*Records for the task:*
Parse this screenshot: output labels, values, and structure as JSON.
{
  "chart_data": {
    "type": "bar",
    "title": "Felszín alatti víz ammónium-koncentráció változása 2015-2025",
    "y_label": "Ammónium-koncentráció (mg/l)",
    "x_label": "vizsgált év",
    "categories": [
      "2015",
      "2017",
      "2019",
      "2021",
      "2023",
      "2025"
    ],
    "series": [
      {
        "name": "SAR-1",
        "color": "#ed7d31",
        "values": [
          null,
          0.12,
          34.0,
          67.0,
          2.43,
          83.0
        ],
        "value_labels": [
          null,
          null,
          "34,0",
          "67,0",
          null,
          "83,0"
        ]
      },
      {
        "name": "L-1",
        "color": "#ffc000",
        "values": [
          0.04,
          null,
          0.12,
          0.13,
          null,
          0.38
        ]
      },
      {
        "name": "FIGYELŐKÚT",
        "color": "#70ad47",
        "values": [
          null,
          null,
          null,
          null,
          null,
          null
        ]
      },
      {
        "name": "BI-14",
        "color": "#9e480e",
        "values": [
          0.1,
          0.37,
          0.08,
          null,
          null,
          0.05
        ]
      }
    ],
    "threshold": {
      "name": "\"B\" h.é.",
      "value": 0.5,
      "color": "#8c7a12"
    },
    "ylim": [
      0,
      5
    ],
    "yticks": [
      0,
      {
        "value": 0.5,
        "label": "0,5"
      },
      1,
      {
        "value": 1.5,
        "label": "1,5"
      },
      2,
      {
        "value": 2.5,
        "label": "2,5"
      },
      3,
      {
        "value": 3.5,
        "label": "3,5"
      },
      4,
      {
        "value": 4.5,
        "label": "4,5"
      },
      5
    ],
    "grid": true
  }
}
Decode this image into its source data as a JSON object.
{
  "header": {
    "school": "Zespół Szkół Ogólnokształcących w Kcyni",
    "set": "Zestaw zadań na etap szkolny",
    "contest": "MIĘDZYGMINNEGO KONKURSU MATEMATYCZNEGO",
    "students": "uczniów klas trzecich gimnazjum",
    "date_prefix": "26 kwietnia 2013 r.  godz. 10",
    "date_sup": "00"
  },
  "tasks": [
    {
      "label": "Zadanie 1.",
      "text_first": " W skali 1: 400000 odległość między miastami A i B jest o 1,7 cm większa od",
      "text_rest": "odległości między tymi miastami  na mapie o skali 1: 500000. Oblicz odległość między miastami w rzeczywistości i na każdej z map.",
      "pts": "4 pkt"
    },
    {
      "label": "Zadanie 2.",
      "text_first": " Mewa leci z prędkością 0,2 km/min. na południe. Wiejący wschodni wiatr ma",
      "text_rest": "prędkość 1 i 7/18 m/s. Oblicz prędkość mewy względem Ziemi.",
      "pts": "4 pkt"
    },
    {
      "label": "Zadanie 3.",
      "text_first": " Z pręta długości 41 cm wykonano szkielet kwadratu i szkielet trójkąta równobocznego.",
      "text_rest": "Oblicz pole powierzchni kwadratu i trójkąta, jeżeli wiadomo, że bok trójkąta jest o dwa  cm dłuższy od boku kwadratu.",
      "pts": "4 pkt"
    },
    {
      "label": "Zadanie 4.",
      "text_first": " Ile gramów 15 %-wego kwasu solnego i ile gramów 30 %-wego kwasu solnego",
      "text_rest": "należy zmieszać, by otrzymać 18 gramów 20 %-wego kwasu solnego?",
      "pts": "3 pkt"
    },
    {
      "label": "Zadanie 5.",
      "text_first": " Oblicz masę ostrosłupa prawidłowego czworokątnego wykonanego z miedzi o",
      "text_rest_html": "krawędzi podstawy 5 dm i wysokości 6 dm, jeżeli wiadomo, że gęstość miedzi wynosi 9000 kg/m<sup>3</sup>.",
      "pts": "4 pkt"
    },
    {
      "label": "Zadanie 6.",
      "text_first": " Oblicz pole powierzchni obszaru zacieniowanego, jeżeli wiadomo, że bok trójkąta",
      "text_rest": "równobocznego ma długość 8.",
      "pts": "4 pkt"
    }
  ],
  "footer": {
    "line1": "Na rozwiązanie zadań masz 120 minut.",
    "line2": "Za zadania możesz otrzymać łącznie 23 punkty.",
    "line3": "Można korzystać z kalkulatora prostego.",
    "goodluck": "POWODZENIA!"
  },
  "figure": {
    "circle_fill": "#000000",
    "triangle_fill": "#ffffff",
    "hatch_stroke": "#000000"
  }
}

*Task brief:*
Of the lines in the data, how many hold the string "Zadanie"? State the number, nothing else.

*Task response:*
6